### Material shown

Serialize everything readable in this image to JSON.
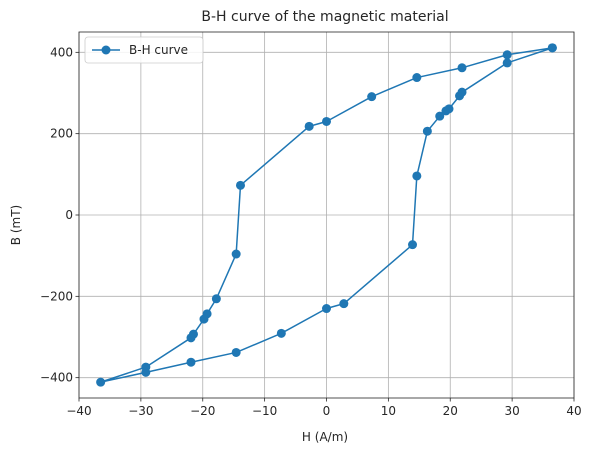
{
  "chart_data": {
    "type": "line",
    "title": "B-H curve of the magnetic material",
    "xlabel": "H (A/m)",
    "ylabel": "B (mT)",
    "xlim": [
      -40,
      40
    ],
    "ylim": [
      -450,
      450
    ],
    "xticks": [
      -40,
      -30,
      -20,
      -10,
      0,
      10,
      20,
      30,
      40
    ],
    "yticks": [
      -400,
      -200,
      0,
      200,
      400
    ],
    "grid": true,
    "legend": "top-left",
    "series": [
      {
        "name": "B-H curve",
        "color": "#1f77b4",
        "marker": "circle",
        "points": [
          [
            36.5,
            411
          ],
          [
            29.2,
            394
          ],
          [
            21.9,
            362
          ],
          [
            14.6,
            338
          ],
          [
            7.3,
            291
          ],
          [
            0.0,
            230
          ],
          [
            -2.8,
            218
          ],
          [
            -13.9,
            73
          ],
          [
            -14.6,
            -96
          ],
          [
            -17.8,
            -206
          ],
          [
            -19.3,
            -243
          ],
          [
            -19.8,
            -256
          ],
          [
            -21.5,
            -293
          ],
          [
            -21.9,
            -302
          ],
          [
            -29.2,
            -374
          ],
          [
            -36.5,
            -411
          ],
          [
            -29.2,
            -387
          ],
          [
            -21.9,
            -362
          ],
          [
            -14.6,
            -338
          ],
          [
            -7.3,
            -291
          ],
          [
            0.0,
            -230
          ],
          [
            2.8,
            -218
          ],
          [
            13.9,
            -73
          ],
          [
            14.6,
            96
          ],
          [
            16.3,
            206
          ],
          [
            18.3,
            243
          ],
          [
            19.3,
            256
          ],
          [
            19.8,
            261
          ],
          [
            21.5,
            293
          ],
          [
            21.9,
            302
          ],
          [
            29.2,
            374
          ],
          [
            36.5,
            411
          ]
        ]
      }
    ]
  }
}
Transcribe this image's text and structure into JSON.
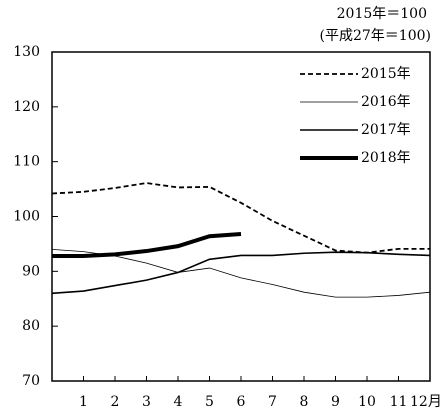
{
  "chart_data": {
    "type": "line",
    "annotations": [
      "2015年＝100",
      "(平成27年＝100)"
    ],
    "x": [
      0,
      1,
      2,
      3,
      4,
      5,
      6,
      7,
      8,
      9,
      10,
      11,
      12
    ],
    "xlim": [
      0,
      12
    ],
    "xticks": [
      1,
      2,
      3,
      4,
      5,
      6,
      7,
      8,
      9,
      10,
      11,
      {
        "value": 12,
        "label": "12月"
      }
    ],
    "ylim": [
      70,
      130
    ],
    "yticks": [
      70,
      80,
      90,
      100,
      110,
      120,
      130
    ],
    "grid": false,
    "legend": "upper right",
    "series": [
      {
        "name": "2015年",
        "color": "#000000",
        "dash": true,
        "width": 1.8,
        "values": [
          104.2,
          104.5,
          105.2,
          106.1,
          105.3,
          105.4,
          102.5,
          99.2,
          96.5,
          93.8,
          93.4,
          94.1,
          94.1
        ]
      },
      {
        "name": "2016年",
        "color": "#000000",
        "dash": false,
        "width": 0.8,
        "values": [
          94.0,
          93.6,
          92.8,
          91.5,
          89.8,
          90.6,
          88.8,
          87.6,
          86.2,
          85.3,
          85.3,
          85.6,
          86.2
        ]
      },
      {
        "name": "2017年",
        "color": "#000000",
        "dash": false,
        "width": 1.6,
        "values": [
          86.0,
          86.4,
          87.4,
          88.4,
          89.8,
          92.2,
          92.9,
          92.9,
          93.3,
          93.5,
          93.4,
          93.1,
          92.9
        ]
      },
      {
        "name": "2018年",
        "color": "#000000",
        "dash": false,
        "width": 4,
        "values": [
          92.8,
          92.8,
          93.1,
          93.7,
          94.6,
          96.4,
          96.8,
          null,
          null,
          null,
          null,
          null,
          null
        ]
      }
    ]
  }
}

### What this task involves
Pictures stay out of the copy; please restate every record above exactly.

### Answer to this exercise
Serialize everything readable in this image to JSON.
{
  "chart_data": {
    "type": "line",
    "title": "B-H curve of the magnetic material",
    "xlabel": "H (A/m)",
    "ylabel": "B (mT)",
    "xlim": [
      -40,
      40
    ],
    "ylim": [
      -450,
      450
    ],
    "xticks": [
      -40,
      -30,
      -20,
      -10,
      0,
      10,
      20,
      30,
      40
    ],
    "yticks": [
      -400,
      -200,
      0,
      200,
      400
    ],
    "grid": true,
    "legend": "top-left",
    "series": [
      {
        "name": "B-H curve",
        "color": "#1f77b4",
        "marker": "circle",
        "points": [
          [
            36.5,
            411
          ],
          [
            29.2,
            394
          ],
          [
            21.9,
            362
          ],
          [
            14.6,
            338
          ],
          [
            7.3,
            291
          ],
          [
            0.0,
            230
          ],
          [
            -2.8,
            218
          ],
          [
            -13.9,
            73
          ],
          [
            -14.6,
            -96
          ],
          [
            -17.8,
            -206
          ],
          [
            -19.3,
            -243
          ],
          [
            -19.8,
            -256
          ],
          [
            -21.5,
            -293
          ],
          [
            -21.9,
            -302
          ],
          [
            -29.2,
            -374
          ],
          [
            -36.5,
            -411
          ],
          [
            -29.2,
            -387
          ],
          [
            -21.9,
            -362
          ],
          [
            -14.6,
            -338
          ],
          [
            -7.3,
            -291
          ],
          [
            0.0,
            -230
          ],
          [
            2.8,
            -218
          ],
          [
            13.9,
            -73
          ],
          [
            14.6,
            96
          ],
          [
            16.3,
            206
          ],
          [
            18.3,
            243
          ],
          [
            19.3,
            256
          ],
          [
            19.8,
            261
          ],
          [
            21.5,
            293
          ],
          [
            21.9,
            302
          ],
          [
            29.2,
            374
          ],
          [
            36.5,
            411
          ]
        ]
      }
    ]
  }
}
Transcribe this image's text and structure into JSON.
{
  "chart_data": {
    "type": "line",
    "annotations": [
      "2015年＝100",
      "(平成27年＝100)"
    ],
    "x": [
      0,
      1,
      2,
      3,
      4,
      5,
      6,
      7,
      8,
      9,
      10,
      11,
      12
    ],
    "xlim": [
      0,
      12
    ],
    "xticks": [
      1,
      2,
      3,
      4,
      5,
      6,
      7,
      8,
      9,
      10,
      11,
      {
        "value": 12,
        "label": "12月"
      }
    ],
    "ylim": [
      70,
      130
    ],
    "yticks": [
      70,
      80,
      90,
      100,
      110,
      120,
      130
    ],
    "grid": false,
    "legend": "upper right",
    "series": [
      {
        "name": "2015年",
        "color": "#000000",
        "dash": true,
        "width": 1.8,
        "values": [
          104.2,
          104.5,
          105.2,
          106.1,
          105.3,
          105.4,
          102.5,
          99.2,
          96.5,
          93.8,
          93.4,
          94.1,
          94.1
        ]
      },
      {
        "name": "2016年",
        "color": "#000000",
        "dash": false,
        "width": 0.8,
        "values": [
          94.0,
          93.6,
          92.8,
          91.5,
          89.8,
          90.6,
          88.8,
          87.6,
          86.2,
          85.3,
          85.3,
          85.6,
          86.2
        ]
      },
      {
        "name": "2017年",
        "color": "#000000",
        "dash": false,
        "width": 1.6,
        "values": [
          86.0,
          86.4,
          87.4,
          88.4,
          89.8,
          92.2,
          92.9,
          92.9,
          93.3,
          93.5,
          93.4,
          93.1,
          92.9
        ]
      },
      {
        "name": "2018年",
        "color": "#000000",
        "dash": false,
        "width": 4,
        "values": [
          92.8,
          92.8,
          93.1,
          93.7,
          94.6,
          96.4,
          96.8,
          null,
          null,
          null,
          null,
          null,
          null
        ]
      }
    ]
  }
}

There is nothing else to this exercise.